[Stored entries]
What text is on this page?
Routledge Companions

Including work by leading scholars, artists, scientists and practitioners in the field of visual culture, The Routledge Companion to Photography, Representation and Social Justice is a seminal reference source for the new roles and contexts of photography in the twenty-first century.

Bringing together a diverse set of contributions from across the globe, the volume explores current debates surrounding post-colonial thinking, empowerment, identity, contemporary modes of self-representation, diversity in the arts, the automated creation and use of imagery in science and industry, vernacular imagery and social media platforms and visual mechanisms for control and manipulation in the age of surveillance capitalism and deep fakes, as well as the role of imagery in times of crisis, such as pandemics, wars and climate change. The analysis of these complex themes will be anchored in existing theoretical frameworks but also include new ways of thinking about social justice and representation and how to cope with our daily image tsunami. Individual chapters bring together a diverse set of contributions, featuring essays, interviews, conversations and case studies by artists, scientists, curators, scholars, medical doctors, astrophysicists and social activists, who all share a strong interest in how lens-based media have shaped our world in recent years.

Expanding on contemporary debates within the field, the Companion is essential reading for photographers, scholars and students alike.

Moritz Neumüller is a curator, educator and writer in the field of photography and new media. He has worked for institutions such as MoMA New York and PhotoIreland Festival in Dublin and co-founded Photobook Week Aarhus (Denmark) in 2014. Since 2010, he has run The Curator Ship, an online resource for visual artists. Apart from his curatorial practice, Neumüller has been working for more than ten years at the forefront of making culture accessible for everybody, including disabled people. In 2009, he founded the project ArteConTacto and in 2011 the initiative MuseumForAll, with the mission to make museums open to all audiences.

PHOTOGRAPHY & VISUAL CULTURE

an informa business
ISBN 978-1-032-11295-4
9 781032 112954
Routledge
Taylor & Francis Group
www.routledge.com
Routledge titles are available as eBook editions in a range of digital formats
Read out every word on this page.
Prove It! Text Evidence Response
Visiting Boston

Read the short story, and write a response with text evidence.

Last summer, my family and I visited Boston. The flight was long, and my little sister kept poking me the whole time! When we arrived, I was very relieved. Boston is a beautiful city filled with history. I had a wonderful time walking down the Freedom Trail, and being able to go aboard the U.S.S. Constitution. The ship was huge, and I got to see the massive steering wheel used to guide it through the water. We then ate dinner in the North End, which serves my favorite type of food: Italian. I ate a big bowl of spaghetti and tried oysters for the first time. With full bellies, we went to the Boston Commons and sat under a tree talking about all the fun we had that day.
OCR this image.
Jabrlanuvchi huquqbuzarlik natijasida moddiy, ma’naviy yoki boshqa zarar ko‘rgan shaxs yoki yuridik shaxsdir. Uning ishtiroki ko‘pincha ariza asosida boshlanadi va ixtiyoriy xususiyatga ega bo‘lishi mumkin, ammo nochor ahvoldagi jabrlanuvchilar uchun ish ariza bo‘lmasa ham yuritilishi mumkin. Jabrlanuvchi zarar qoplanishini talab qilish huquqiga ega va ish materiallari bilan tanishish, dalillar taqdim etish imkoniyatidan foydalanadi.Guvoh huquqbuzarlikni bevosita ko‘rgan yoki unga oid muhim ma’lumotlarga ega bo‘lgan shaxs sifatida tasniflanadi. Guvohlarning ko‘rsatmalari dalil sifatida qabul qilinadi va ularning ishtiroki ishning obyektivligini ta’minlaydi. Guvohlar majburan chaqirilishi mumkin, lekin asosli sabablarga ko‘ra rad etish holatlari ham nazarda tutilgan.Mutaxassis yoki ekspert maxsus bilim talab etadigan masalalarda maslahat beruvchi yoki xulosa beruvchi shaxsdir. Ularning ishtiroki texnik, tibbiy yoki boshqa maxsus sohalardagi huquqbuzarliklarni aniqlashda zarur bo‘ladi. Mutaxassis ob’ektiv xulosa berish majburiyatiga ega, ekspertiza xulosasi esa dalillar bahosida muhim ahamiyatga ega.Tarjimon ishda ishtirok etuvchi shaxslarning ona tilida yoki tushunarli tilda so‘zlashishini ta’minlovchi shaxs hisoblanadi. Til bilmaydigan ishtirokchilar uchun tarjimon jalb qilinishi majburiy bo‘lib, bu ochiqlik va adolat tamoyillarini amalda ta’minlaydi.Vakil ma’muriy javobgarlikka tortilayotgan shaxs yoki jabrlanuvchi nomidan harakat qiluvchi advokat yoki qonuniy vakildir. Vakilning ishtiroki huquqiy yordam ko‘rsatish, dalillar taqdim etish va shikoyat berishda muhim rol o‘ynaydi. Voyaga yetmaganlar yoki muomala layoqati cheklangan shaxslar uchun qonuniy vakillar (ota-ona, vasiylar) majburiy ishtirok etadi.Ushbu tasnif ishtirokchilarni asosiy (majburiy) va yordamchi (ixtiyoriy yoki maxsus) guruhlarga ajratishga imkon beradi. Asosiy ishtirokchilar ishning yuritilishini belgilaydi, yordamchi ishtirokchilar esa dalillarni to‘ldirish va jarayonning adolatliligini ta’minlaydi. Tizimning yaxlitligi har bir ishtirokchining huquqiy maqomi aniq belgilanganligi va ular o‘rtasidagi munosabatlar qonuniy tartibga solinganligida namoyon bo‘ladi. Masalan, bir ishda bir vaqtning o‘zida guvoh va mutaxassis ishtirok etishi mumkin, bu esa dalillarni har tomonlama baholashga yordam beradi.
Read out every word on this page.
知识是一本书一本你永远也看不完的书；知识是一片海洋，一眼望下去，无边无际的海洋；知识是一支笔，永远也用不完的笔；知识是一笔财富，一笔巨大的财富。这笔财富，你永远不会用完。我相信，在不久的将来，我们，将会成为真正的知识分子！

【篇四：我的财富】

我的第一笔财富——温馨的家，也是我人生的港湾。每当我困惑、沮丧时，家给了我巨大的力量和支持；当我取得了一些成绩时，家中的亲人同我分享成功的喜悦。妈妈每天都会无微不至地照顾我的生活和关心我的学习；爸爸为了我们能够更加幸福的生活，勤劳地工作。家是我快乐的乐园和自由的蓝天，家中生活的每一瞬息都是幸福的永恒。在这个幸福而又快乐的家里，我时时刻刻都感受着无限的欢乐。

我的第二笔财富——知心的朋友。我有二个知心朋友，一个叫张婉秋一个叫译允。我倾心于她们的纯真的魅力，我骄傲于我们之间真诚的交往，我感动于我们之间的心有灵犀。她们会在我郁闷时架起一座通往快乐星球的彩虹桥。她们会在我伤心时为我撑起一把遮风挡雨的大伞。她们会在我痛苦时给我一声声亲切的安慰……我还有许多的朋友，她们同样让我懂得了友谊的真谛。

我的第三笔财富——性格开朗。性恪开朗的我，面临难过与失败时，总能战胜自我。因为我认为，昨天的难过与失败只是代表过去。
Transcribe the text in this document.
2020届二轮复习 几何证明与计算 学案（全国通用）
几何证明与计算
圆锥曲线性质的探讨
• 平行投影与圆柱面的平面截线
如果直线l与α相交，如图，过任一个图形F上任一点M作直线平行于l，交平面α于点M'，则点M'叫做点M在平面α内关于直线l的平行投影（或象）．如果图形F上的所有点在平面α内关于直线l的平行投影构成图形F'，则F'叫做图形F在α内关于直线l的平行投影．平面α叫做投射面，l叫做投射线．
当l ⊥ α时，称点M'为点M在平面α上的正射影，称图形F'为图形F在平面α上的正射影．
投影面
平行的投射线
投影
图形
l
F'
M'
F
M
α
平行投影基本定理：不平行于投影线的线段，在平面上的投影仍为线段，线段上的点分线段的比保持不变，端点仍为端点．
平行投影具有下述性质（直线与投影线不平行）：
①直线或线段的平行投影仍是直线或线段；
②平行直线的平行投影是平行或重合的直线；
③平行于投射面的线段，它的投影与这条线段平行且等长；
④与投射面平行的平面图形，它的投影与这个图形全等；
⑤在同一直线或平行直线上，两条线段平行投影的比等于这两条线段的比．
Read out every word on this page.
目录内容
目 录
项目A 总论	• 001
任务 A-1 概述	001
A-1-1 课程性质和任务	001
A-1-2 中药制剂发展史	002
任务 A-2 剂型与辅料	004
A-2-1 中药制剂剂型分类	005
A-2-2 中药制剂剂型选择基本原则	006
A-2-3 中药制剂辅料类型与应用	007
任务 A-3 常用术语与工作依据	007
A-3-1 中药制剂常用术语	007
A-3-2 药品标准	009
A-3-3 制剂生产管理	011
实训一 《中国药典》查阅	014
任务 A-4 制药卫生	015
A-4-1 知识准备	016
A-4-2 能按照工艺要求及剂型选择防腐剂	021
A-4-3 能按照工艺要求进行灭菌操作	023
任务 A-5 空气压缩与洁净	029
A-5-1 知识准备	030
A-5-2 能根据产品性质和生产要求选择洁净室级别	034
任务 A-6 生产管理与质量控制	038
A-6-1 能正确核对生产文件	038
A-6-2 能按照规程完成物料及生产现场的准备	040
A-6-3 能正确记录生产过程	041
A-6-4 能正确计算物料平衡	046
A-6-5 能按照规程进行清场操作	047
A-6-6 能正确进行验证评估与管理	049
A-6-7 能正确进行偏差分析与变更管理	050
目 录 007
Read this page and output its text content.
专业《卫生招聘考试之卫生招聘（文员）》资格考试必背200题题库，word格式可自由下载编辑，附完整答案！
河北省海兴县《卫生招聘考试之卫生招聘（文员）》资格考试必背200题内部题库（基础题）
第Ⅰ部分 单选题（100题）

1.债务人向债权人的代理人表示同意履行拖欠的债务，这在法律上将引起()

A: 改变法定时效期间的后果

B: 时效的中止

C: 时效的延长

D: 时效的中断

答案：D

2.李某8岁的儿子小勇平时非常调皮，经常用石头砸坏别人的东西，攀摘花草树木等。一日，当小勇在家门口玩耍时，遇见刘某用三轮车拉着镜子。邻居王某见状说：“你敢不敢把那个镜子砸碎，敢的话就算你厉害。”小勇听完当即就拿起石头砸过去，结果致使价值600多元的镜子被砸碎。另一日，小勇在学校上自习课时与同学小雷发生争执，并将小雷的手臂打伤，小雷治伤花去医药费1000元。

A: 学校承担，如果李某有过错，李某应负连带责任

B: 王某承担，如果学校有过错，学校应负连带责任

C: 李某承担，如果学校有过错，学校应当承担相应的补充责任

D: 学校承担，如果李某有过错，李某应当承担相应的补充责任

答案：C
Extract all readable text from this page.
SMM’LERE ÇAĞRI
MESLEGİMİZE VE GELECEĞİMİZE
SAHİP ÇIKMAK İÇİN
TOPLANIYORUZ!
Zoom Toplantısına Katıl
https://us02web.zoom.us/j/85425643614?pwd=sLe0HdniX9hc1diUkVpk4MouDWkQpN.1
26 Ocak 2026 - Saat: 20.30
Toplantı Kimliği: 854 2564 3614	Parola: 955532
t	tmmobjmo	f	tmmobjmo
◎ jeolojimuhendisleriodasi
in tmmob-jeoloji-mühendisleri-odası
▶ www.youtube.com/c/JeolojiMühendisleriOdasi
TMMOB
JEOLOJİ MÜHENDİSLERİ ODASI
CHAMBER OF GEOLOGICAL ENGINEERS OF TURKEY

### Written instruction
Work through the records line by line and tally those with the word "this". Report only the total.

### Task answer
8